Quote, without any change, the line that contains "Read the values" and all lines that follow it to the end of the data below.

--

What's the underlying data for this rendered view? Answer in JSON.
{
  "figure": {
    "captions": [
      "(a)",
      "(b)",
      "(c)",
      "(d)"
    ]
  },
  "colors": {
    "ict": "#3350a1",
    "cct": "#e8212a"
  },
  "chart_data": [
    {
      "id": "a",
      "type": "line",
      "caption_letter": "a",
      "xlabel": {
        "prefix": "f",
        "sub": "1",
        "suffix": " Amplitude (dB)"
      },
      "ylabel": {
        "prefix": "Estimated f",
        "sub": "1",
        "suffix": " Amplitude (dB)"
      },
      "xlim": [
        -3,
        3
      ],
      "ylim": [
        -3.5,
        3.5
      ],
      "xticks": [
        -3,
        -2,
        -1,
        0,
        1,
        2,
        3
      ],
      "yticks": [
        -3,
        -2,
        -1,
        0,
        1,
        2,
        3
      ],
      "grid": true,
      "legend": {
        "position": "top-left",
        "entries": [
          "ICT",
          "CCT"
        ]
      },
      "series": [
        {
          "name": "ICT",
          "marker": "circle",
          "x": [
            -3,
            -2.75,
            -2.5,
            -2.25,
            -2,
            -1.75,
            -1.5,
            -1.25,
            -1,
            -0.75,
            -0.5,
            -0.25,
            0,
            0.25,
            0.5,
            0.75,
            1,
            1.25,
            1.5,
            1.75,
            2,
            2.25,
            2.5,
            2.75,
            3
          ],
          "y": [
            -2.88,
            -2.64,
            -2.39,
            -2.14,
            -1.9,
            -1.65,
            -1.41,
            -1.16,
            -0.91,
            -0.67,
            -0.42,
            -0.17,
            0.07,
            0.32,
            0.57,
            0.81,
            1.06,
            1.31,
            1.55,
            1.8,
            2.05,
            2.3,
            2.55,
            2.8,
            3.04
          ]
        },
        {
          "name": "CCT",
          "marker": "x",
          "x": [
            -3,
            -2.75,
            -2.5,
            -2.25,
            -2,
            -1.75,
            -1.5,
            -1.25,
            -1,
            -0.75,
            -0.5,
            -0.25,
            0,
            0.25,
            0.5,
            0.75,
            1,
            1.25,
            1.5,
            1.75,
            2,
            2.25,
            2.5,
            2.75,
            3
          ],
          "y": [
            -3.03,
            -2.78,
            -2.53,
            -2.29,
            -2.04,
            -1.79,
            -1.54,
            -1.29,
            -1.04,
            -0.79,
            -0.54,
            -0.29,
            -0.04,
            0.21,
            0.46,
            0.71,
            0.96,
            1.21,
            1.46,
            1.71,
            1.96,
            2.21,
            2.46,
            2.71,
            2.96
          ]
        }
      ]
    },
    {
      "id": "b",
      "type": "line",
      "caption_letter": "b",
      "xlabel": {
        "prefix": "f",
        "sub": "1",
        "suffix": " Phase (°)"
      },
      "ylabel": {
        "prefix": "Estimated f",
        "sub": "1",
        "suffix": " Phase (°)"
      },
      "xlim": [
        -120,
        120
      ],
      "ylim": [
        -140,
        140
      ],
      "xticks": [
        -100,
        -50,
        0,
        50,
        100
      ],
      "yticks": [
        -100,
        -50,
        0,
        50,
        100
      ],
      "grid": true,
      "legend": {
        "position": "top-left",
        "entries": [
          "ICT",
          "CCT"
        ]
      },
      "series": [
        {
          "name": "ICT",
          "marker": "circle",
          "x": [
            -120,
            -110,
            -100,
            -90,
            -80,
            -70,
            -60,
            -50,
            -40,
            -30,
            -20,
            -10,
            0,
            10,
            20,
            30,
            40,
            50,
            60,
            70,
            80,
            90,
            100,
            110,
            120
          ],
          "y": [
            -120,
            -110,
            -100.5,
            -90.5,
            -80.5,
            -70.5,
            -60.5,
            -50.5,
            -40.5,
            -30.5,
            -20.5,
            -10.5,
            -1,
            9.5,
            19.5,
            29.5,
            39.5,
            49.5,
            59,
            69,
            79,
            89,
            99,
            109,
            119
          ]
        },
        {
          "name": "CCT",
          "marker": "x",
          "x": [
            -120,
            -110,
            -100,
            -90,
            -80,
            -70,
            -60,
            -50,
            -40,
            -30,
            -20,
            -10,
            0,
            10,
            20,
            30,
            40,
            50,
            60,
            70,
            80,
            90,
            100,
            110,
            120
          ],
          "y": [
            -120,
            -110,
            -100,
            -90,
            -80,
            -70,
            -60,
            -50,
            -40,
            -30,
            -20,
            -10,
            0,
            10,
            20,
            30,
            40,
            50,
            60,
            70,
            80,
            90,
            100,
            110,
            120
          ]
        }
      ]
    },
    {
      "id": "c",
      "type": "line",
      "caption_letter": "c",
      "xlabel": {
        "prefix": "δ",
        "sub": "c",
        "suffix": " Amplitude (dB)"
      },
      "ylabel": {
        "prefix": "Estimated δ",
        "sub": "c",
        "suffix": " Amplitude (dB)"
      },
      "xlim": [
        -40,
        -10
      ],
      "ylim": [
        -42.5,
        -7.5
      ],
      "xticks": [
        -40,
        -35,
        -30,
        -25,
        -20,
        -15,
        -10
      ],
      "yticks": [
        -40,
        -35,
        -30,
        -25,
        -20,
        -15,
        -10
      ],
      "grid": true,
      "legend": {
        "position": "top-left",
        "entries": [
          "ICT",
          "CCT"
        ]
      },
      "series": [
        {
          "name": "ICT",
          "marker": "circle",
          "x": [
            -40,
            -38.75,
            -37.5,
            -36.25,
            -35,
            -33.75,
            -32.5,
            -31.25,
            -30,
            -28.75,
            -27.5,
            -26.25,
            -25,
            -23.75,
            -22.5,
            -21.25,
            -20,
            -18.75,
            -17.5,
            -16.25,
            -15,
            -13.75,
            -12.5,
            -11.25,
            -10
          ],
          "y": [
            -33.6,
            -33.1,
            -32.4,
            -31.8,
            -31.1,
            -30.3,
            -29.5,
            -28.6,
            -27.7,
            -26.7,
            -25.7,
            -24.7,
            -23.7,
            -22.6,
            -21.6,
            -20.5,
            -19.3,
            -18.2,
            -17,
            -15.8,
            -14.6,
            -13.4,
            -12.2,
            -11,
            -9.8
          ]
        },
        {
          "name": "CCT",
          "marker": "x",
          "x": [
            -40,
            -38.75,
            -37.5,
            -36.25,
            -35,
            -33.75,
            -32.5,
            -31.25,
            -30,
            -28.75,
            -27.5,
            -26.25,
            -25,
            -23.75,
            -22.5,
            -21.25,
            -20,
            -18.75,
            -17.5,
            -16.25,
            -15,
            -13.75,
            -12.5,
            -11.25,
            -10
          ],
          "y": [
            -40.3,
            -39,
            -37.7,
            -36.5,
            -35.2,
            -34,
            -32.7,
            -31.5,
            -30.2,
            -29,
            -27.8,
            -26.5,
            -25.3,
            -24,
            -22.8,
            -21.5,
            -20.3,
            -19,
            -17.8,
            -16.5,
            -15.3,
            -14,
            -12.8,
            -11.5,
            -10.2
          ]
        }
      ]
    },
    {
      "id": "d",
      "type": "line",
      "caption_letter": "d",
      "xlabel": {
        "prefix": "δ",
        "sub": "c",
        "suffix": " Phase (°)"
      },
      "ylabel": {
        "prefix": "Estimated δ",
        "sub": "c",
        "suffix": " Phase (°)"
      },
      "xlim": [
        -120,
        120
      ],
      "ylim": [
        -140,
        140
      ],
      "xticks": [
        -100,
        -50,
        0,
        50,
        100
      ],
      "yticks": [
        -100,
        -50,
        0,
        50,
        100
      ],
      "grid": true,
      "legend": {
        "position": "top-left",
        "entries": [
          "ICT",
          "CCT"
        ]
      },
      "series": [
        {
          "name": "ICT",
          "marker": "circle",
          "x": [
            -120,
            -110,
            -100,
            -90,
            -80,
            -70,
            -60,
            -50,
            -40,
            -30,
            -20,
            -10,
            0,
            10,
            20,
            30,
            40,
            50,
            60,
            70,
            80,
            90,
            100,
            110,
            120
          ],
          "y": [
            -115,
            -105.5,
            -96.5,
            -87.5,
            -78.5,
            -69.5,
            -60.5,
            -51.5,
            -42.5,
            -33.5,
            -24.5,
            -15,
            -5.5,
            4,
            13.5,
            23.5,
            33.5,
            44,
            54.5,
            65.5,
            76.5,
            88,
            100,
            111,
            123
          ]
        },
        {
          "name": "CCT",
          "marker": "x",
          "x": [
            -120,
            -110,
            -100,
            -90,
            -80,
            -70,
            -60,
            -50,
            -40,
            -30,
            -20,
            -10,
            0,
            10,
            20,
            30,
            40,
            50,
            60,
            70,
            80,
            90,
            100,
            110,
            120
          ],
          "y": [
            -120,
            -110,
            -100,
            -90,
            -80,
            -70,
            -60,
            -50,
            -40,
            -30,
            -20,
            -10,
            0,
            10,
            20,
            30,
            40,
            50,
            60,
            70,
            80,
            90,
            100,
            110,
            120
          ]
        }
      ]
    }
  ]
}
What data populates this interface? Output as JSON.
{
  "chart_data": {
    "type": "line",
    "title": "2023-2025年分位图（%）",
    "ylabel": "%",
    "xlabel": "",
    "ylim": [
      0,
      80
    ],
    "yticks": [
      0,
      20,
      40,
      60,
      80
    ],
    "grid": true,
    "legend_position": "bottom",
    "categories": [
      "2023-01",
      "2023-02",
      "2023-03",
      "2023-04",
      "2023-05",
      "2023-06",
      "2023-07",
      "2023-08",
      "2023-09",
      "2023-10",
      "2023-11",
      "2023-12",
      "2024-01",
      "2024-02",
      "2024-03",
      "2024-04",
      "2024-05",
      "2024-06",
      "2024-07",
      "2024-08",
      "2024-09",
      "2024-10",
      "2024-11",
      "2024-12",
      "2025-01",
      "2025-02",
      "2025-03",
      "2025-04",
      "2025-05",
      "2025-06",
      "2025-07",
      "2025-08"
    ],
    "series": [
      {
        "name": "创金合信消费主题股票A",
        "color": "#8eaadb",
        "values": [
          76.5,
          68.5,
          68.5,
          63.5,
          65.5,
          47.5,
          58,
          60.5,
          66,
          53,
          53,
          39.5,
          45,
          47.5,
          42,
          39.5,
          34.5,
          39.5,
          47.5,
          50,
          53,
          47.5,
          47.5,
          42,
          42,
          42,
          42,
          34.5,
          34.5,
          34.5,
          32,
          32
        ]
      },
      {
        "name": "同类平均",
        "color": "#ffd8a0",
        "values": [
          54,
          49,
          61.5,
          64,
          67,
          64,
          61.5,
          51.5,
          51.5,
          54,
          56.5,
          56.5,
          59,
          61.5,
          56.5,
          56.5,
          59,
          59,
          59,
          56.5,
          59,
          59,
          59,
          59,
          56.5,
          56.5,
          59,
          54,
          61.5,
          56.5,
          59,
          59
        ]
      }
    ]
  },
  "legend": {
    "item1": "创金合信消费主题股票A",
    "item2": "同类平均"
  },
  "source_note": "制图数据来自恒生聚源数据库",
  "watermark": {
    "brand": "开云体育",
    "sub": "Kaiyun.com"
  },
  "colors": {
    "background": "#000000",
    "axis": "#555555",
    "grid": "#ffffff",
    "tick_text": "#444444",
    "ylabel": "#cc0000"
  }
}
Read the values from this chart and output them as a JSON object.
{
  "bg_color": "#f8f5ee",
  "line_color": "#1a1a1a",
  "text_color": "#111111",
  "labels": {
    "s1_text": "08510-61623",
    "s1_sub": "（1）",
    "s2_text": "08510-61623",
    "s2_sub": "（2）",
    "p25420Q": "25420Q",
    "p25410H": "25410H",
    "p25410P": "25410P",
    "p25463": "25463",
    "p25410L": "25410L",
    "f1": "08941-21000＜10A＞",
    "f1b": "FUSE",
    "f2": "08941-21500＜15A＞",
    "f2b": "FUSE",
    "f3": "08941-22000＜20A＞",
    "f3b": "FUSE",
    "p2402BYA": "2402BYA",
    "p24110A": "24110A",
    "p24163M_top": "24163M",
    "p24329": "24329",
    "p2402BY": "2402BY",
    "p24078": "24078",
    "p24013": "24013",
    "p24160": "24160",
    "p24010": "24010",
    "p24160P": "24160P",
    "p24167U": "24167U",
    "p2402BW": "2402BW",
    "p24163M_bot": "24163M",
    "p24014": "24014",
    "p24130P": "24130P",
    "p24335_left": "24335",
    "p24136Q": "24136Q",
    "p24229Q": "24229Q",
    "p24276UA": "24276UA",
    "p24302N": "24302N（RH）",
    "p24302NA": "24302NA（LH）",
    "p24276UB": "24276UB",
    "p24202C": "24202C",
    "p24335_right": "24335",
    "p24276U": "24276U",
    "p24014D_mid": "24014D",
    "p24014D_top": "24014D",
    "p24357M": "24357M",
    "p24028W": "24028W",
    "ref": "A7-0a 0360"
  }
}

--

→ **THE ANSWER**
Read the values from this chart and output them as a JSON object.
{
  "bg_color": "#f8f5ee",
  "line_color": "#1a1a1a",
  "text_color": "#111111",
  "labels": {
    "s1_text": "08510-61623",
    "s1_sub": "（1）",
    "s2_text": "08510-61623",
    "s2_sub": "（2）",
    "p25420Q": "25420Q",
    "p25410H": "25410H",
    "p25410P": "25410P",
    "p25463": "25463",
    "p25410L": "25410L",
    "f1": "08941-21000＜10A＞",
    "f1b": "FUSE",
    "f2": "08941-21500＜15A＞",
    "f2b": "FUSE",
    "f3": "08941-22000＜20A＞",
    "f3b": "FUSE",
    "p2402BYA": "2402BYA",
    "p24110A": "24110A",
    "p24163M_top": "24163M",
    "p24329": "24329",
    "p2402BY": "2402BY",
    "p24078": "24078",
    "p24013": "24013",
    "p24160": "24160",
    "p24010": "24010",
    "p24160P": "24160P",
    "p24167U": "24167U",
    "p2402BW": "2402BW",
    "p24163M_bot": "24163M",
    "p24014": "24014",
    "p24130P": "24130P",
    "p24335_left": "24335",
    "p24136Q": "24136Q",
    "p24229Q": "24229Q",
    "p24276UA": "24276UA",
    "p24302N": "24302N（RH）",
    "p24302NA": "24302NA（LH）",
    "p24276UB": "24276UB",
    "p24202C": "24202C",
    "p24335_right": "24335",
    "p24276U": "24276U",
    "p24014D_mid": "24014D",
    "p24014D_top": "24014D",
    "p24357M": "24357M",
    "p24028W": "24028W",
    "ref": "A7-0a 0360"
  }
}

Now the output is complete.